What you will do
Tally up the lines where the string "close" appears; reply with the number only.

--- Records provided ---

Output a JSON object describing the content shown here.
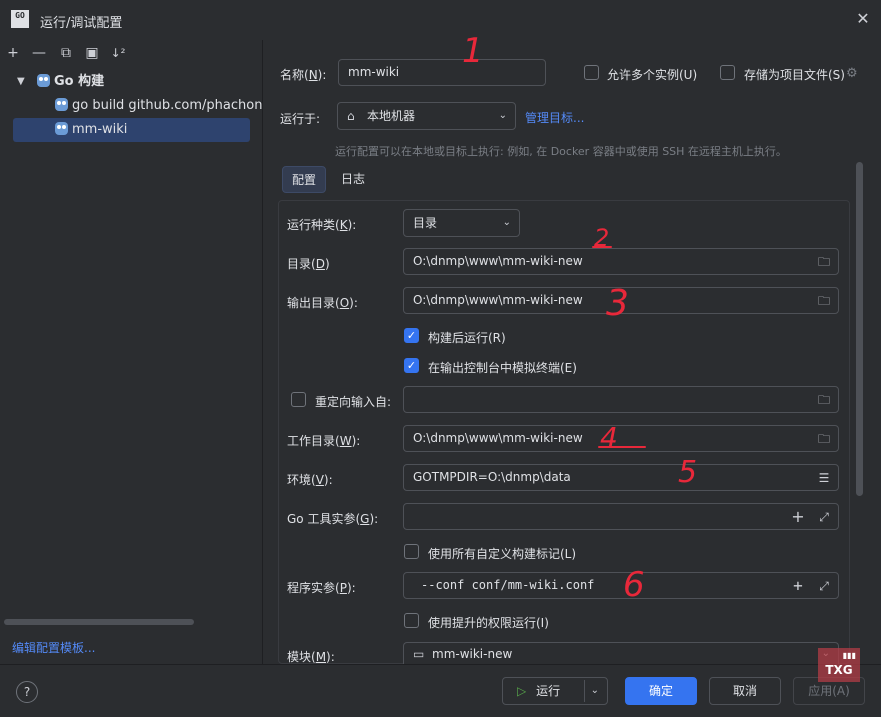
{
  "window": {
    "logo_text": "GO",
    "title": "运行/调试配置"
  },
  "toolbar": {
    "add": "+",
    "remove": "—",
    "copy": "⧉",
    "folder": "▣",
    "sort": "↓²"
  },
  "tree": {
    "group": "Go 构建",
    "items": [
      "go build github.com/phachon/mm-wiki",
      "mm-wiki"
    ],
    "selected_index": 1
  },
  "left_footer": {
    "edit_templates": "编辑配置模板..."
  },
  "form": {
    "name_label": "名称(",
    "name_mnemonic": "N",
    "name_label_end": "):",
    "name_value": "mm-wiki",
    "allow_parallel": "允许多个实例(U)",
    "store_as_file": "存储为项目文件(S)",
    "run_on_label": "运行于:",
    "run_on_value": "本地机器",
    "manage_targets": "管理目标...",
    "run_on_hint": "运行配置可以在本地或目标上执行: 例如, 在 Docker 容器中或使用 SSH 在远程主机上执行。"
  },
  "tabs": [
    "配置",
    "日志"
  ],
  "config": {
    "run_kind_label": "运行种类(",
    "run_kind_mn": "K",
    "run_kind_value": "目录",
    "directory_label": "目录(",
    "directory_mn": "D",
    "directory_value": "O:\\dnmp\\www\\mm-wiki-new",
    "output_dir_label": "输出目录(",
    "output_dir_mn": "O",
    "output_dir_value": "O:\\dnmp\\www\\mm-wiki-new",
    "run_after_build": "构建后运行(R)",
    "emulate_terminal": "在输出控制台中模拟终端(E)",
    "redirect_input": "重定向输入自:",
    "redirect_value": "",
    "working_dir_label": "工作目录(",
    "working_dir_mn": "W",
    "working_dir_value": "O:\\dnmp\\www\\mm-wiki-new",
    "env_label": "环境(",
    "env_mn": "V",
    "env_value": "GOTMPDIR=O:\\dnmp\\data",
    "go_tool_args_label": "Go 工具实参(",
    "go_tool_args_mn": "G",
    "go_tool_args_value": "",
    "use_custom_tags": "使用所有自定义构建标记(L)",
    "program_args_label": "程序实参(",
    "program_args_mn": "P",
    "program_args_value": "--conf conf/mm-wiki.conf",
    "elevated": "使用提升的权限运行(I)",
    "module_label": "模块(",
    "module_mn": "M",
    "module_value": "mm-wiki-new"
  },
  "buttons": {
    "help": "?",
    "run": "运行",
    "ok": "确定",
    "cancel": "取消",
    "apply": "应用(A)"
  },
  "watermark": "TXG",
  "annotations": [
    "1",
    "2",
    "3",
    "4",
    "5",
    "6"
  ],
  "colors": {
    "accent": "#3574f0",
    "link": "#548af7",
    "annotation": "#e8283a"
  }
}
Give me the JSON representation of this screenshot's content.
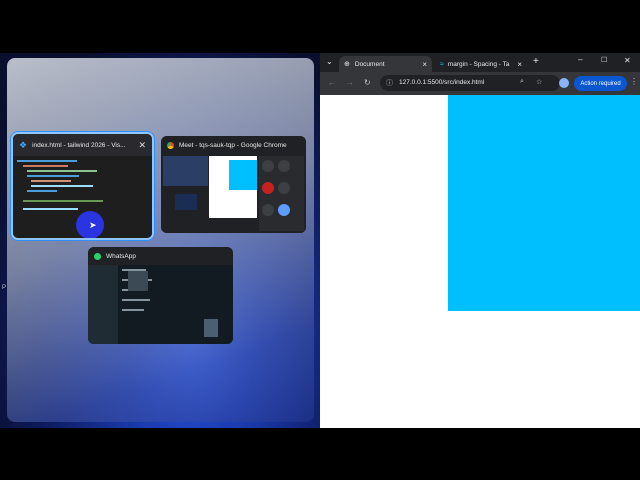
{
  "snap": {
    "windows": [
      {
        "title": "index.html - tailwind 2026 - Vis...",
        "close": "✕",
        "icon": "vscode-icon"
      },
      {
        "title": "Meet - tqs-sauk-tqp - Google Chrome",
        "icon": "chrome-icon"
      },
      {
        "title": "WhatsApp",
        "icon": "whatsapp-icon"
      }
    ]
  },
  "browser": {
    "tabs": [
      {
        "label": "Document",
        "close": "×"
      },
      {
        "label": "margin - Spacing - Ta",
        "close": "×"
      }
    ],
    "new_tab": "+",
    "url": "127.0.0.1:5500/src/index.html",
    "action_required": "Action required",
    "page_box_color": "#00bfff"
  },
  "colors": {
    "accent": "#2f8fff",
    "chrome_dark": "#202124",
    "cyan": "#00bfff"
  }
}
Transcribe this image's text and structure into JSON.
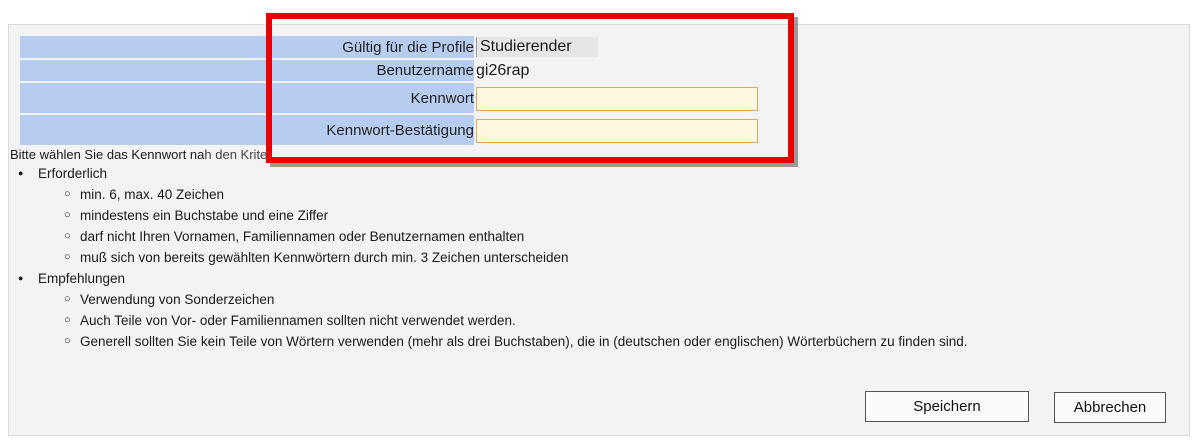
{
  "form": {
    "profile_label": "Gültig für die Profile",
    "profile_value": "Studierender",
    "username_label": "Benutzername",
    "username_value": "gi26rap",
    "password_label": "Kennwort",
    "password_value": "",
    "confirm_label": "Kennwort-Bestätigung",
    "confirm_value": ""
  },
  "instructions": {
    "intro_visible": "Bitte wählen Sie das Kennwort na",
    "intro_partial": "h den Kriter",
    "required": {
      "title": "Erforderlich",
      "items": [
        "min. 6, max. 40 Zeichen",
        "mindestens ein Buchstabe und eine Ziffer",
        "darf nicht Ihren Vornamen, Familiennamen oder Benutzernamen enthalten",
        "muß sich von bereits gewählten Kennwörtern durch min. 3 Zeichen unterscheiden"
      ]
    },
    "recommended": {
      "title": "Empfehlungen",
      "items": [
        "Verwendung von Sonderzeichen",
        "Auch Teile von Vor- oder Familiennamen sollten nicht verwendet werden.",
        "Generell sollten Sie kein Teile von Wörtern verwenden (mehr als drei Buchstaben), die in (deutschen oder englischen) Wörterbüchern zu finden sind."
      ]
    }
  },
  "buttons": {
    "save": "Speichern",
    "cancel": "Abbrechen"
  },
  "colors": {
    "label_bg": "#b7cdf0",
    "input_bg": "#fff7e0",
    "highlight": "#e60000"
  }
}
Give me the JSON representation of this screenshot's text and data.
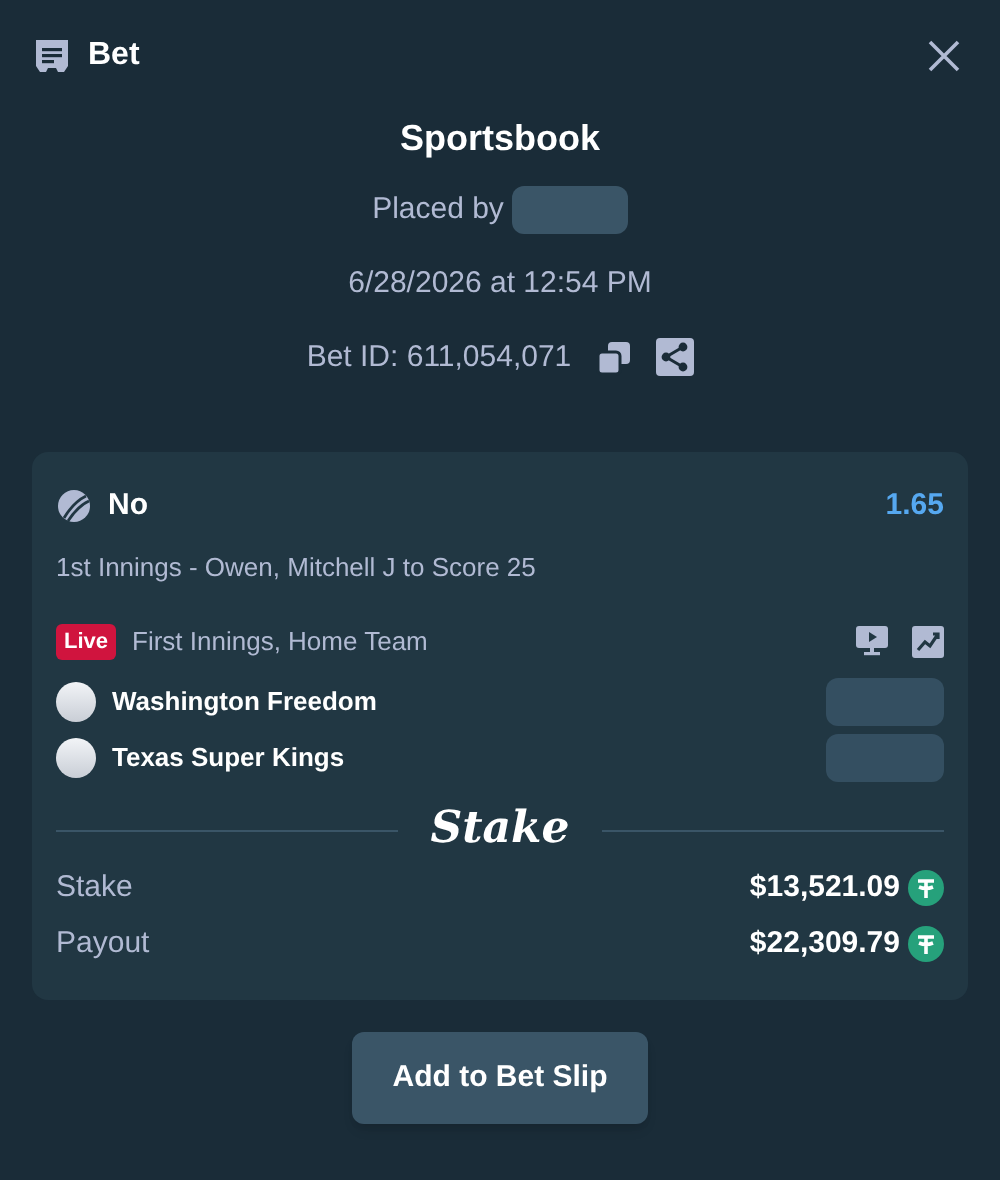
{
  "header": {
    "title": "Bet"
  },
  "summary": {
    "title": "Sportsbook",
    "placed_by": "Placed by",
    "date": "6/28/2026 at 12:54 PM",
    "bet_id": "Bet ID: 611,054,071"
  },
  "selection": {
    "outcome": "No",
    "odds": "1.65",
    "market": "1st Innings - Owen, Mitchell J to Score 25",
    "live": true,
    "live_label": "Live",
    "event": "First Innings, Home Team",
    "teams": [
      {
        "name": "Washington Freedom"
      },
      {
        "name": "Texas Super Kings"
      }
    ]
  },
  "logo": "Stake",
  "amounts": [
    {
      "label": "Stake",
      "value": "$13,521.09"
    },
    {
      "label": "Payout",
      "value": "$22,309.79"
    }
  ],
  "button": "Add to Bet Slip"
}
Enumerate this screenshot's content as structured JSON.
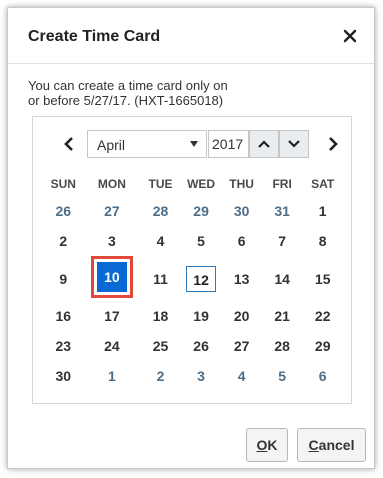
{
  "dialog": {
    "title": "Create Time Card",
    "close_icon": "close-icon",
    "message_line1": "You can create a time card only on",
    "message_line2": "or before 5/27/17. (HXT-1665018)"
  },
  "calendar": {
    "month": "April",
    "year": "2017",
    "weekdays": [
      "SUN",
      "MON",
      "TUE",
      "WED",
      "THU",
      "FRI",
      "SAT"
    ],
    "weeks": [
      [
        {
          "d": "26",
          "o": true
        },
        {
          "d": "27",
          "o": true
        },
        {
          "d": "28",
          "o": true
        },
        {
          "d": "29",
          "o": true
        },
        {
          "d": "30",
          "o": true
        },
        {
          "d": "31",
          "o": true
        },
        {
          "d": "1"
        }
      ],
      [
        {
          "d": "2"
        },
        {
          "d": "3"
        },
        {
          "d": "4"
        },
        {
          "d": "5"
        },
        {
          "d": "6"
        },
        {
          "d": "7"
        },
        {
          "d": "8"
        }
      ],
      [
        {
          "d": "9"
        },
        {
          "d": "10",
          "sel": true
        },
        {
          "d": "11"
        },
        {
          "d": "12",
          "today": true
        },
        {
          "d": "13"
        },
        {
          "d": "14"
        },
        {
          "d": "15"
        }
      ],
      [
        {
          "d": "16"
        },
        {
          "d": "17"
        },
        {
          "d": "18"
        },
        {
          "d": "19"
        },
        {
          "d": "20"
        },
        {
          "d": "21"
        },
        {
          "d": "22"
        }
      ],
      [
        {
          "d": "23"
        },
        {
          "d": "24"
        },
        {
          "d": "25"
        },
        {
          "d": "26"
        },
        {
          "d": "27"
        },
        {
          "d": "28"
        },
        {
          "d": "29"
        }
      ],
      [
        {
          "d": "30"
        },
        {
          "d": "1",
          "o": true
        },
        {
          "d": "2",
          "o": true
        },
        {
          "d": "3",
          "o": true
        },
        {
          "d": "4",
          "o": true
        },
        {
          "d": "5",
          "o": true
        },
        {
          "d": "6",
          "o": true
        }
      ]
    ],
    "selected_day": "10",
    "today_day": "12"
  },
  "buttons": {
    "ok_mnemonic": "O",
    "ok_rest": "K",
    "cancel_mnemonic": "C",
    "cancel_rest": "ancel"
  },
  "colors": {
    "selected_fill": "#0a6ad4",
    "selected_outline": "#e14a3b",
    "today_border": "#2f7bbf",
    "other_month_text": "#4d6e88"
  }
}
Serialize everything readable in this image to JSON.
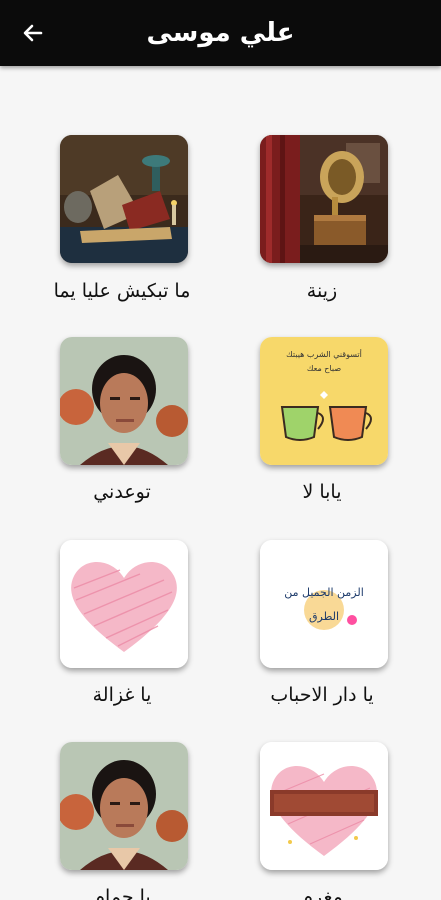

---

Written response
4